Part of a data file
— Start —
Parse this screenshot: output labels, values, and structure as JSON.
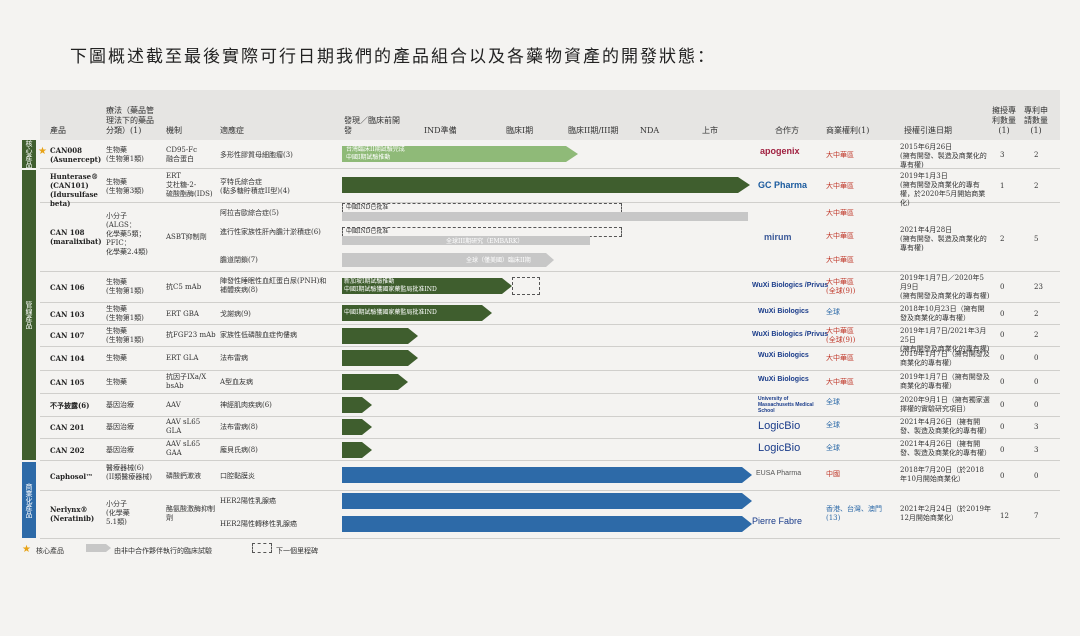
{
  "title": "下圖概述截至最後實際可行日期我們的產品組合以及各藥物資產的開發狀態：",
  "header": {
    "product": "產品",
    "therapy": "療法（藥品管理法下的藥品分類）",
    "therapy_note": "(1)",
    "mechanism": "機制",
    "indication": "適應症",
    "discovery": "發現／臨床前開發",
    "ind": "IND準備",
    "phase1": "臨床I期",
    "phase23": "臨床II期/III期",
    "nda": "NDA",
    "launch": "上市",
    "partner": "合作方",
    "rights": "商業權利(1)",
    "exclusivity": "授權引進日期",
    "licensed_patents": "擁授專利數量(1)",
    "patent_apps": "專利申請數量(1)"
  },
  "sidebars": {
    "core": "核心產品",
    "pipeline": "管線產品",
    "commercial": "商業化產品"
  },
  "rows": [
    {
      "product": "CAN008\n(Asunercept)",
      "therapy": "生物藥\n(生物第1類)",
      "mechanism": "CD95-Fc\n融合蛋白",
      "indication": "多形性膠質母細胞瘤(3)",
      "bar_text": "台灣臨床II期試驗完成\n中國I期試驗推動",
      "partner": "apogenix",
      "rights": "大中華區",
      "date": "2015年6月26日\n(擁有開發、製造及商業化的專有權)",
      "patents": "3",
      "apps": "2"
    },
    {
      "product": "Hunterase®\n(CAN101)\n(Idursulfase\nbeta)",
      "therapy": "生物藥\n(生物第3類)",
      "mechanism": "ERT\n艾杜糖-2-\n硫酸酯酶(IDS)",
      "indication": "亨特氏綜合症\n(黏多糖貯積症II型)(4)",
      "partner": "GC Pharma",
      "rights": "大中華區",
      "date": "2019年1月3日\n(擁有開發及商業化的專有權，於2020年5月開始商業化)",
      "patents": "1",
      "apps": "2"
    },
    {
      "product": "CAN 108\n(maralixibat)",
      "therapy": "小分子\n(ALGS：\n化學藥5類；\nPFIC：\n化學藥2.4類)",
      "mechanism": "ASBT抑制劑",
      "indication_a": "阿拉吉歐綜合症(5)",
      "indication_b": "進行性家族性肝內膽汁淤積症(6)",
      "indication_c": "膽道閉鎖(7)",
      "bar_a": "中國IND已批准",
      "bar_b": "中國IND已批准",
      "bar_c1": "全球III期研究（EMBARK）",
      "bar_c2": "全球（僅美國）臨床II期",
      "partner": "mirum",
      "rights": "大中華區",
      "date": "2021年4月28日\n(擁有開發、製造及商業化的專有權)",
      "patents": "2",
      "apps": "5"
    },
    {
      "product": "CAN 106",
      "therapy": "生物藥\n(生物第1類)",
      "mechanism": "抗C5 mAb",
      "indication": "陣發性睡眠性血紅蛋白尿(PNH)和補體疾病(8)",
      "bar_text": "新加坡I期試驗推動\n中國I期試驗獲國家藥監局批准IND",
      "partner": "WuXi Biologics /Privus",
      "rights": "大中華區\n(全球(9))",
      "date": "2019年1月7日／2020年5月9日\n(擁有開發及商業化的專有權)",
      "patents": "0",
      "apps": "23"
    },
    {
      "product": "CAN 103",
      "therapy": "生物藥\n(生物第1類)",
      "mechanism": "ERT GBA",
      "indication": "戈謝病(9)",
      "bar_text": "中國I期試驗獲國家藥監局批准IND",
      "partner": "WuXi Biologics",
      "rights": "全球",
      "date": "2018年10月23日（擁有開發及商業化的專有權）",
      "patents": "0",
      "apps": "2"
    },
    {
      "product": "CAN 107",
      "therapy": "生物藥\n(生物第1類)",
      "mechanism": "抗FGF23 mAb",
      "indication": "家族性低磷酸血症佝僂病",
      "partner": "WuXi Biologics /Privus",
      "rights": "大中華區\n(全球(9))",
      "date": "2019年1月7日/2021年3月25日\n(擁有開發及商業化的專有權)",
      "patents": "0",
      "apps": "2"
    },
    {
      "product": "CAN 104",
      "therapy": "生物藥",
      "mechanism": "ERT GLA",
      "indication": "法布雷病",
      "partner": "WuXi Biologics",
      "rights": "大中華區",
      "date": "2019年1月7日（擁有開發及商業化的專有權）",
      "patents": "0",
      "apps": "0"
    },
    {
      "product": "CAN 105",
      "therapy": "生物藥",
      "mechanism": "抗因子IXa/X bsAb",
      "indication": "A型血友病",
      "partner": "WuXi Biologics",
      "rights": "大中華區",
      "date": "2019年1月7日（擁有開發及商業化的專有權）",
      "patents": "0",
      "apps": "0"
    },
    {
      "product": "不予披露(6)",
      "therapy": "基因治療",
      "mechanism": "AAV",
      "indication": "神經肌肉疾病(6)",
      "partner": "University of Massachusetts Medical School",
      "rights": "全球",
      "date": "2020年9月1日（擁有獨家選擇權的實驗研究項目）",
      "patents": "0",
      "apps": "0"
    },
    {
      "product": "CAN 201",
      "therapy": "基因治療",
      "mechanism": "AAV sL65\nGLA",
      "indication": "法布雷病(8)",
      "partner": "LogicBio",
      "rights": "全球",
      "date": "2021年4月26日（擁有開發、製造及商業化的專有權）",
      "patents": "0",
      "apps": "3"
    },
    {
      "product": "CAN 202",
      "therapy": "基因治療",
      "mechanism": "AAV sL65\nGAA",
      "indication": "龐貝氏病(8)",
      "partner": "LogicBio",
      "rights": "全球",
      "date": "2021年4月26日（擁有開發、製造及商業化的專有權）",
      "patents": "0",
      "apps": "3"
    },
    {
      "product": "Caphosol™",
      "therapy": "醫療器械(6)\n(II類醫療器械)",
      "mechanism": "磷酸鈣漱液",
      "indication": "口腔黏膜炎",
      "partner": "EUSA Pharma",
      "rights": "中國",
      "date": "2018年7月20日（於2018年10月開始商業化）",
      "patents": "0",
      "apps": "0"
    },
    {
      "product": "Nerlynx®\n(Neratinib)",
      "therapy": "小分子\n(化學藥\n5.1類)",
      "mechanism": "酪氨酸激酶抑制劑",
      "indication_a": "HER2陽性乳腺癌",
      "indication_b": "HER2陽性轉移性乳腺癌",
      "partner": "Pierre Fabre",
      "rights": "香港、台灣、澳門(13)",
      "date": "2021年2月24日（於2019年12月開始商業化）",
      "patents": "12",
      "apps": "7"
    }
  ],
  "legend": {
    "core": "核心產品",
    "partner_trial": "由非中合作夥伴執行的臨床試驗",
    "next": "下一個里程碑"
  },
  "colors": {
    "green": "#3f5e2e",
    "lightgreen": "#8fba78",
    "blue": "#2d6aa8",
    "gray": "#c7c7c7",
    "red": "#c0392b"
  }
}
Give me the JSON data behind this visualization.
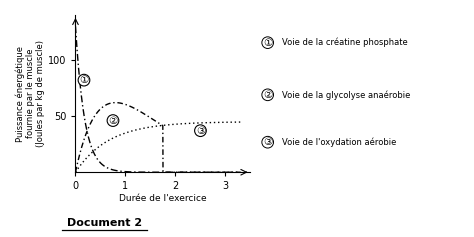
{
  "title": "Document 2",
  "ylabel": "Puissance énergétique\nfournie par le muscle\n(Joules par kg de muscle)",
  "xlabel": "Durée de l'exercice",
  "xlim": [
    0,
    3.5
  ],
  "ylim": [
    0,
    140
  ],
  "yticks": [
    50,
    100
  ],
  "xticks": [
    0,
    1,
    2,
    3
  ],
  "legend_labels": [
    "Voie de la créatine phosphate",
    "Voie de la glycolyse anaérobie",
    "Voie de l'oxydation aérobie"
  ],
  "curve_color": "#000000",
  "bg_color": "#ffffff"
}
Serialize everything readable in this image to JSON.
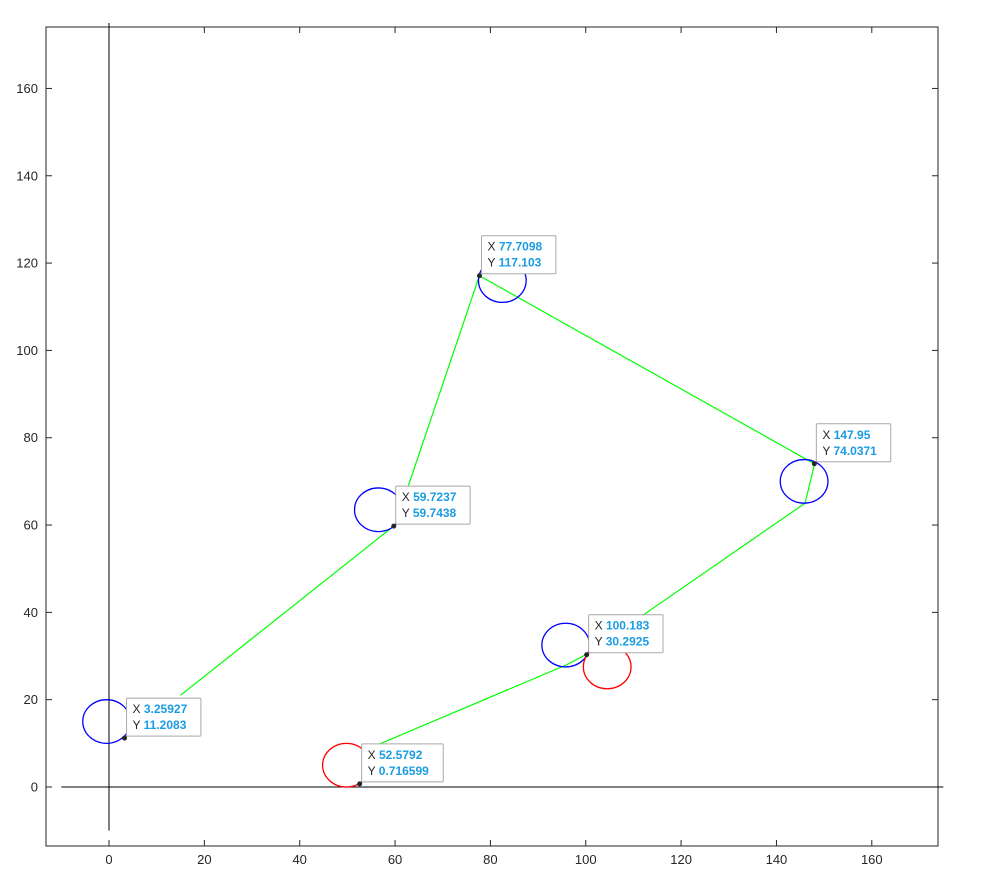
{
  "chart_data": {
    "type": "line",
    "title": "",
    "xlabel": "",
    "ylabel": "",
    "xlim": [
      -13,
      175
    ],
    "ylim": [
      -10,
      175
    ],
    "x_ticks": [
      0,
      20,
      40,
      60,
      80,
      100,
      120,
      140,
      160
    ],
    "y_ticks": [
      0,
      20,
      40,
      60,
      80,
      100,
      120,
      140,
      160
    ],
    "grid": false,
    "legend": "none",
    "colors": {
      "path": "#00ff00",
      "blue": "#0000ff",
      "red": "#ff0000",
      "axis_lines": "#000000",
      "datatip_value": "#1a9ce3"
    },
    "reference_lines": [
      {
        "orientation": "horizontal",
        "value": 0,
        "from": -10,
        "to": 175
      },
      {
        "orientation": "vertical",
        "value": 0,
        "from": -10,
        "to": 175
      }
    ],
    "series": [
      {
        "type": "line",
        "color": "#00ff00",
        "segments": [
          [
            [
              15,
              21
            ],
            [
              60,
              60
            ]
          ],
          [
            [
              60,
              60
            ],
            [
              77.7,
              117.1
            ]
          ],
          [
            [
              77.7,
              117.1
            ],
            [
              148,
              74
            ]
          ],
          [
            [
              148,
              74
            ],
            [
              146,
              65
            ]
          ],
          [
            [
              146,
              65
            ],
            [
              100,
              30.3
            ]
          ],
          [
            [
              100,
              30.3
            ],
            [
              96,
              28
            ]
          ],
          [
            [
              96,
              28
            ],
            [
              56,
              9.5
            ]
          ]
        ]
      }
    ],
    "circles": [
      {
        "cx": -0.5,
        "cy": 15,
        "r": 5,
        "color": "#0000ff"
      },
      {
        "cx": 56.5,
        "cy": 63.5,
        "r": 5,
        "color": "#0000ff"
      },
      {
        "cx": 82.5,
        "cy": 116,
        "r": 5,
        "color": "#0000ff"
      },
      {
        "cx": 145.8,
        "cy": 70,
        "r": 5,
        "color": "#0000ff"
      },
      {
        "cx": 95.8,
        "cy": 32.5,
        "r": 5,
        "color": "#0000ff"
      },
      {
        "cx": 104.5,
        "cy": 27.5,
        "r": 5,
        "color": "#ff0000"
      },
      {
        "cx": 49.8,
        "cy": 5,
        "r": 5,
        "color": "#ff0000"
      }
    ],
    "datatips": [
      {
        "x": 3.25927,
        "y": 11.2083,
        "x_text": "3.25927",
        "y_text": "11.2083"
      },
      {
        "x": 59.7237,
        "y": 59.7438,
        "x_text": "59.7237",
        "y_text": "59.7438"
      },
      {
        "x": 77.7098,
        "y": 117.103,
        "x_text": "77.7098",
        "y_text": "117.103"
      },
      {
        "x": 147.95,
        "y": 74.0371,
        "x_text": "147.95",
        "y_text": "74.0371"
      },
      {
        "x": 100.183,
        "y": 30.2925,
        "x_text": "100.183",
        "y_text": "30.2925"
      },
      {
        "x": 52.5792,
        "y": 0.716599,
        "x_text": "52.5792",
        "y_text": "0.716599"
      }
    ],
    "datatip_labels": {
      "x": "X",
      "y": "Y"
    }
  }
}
— End —
(TASK DIRECTIONS)
Filter the entries down to the lines with the word "ylabel" in them.

(WRITTEN ANSWER)
  "ylabel": "Puissance énergétique\nfournie par le muscle\n(Joules par kg de muscle)",
    "ylabel": "",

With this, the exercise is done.